» Task description:
Work through the following lines and count those that hold the word "billion". Reply with that number only.

» Data listing:
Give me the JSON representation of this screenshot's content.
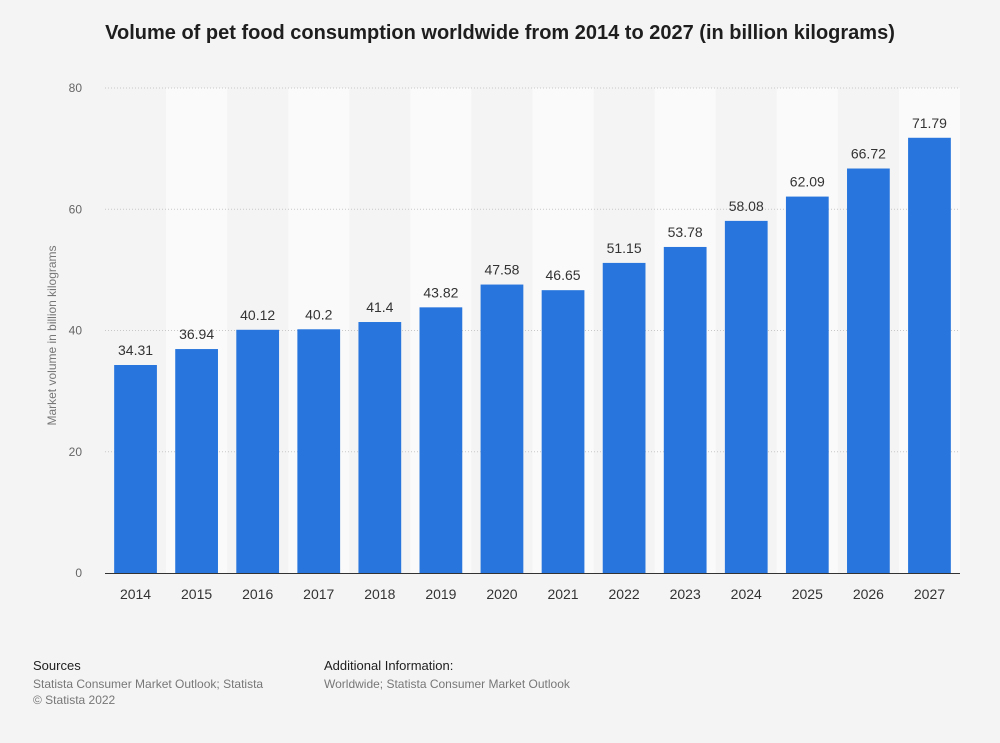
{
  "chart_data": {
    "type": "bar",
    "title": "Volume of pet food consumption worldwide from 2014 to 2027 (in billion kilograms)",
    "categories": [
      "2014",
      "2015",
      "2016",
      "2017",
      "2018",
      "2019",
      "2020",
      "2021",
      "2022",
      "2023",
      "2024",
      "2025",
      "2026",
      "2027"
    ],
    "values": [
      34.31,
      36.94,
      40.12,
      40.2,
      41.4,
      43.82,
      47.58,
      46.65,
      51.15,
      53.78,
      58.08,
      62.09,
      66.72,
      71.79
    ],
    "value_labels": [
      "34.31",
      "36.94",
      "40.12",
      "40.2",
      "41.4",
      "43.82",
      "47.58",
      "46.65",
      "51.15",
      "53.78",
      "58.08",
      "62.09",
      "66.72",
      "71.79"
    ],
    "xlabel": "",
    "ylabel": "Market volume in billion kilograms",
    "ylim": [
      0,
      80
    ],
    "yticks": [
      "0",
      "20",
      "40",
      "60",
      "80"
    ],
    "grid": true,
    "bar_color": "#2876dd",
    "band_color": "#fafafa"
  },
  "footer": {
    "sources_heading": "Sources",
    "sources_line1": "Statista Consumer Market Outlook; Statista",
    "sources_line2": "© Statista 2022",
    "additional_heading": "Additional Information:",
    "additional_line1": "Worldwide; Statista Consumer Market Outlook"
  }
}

» Task answer:
2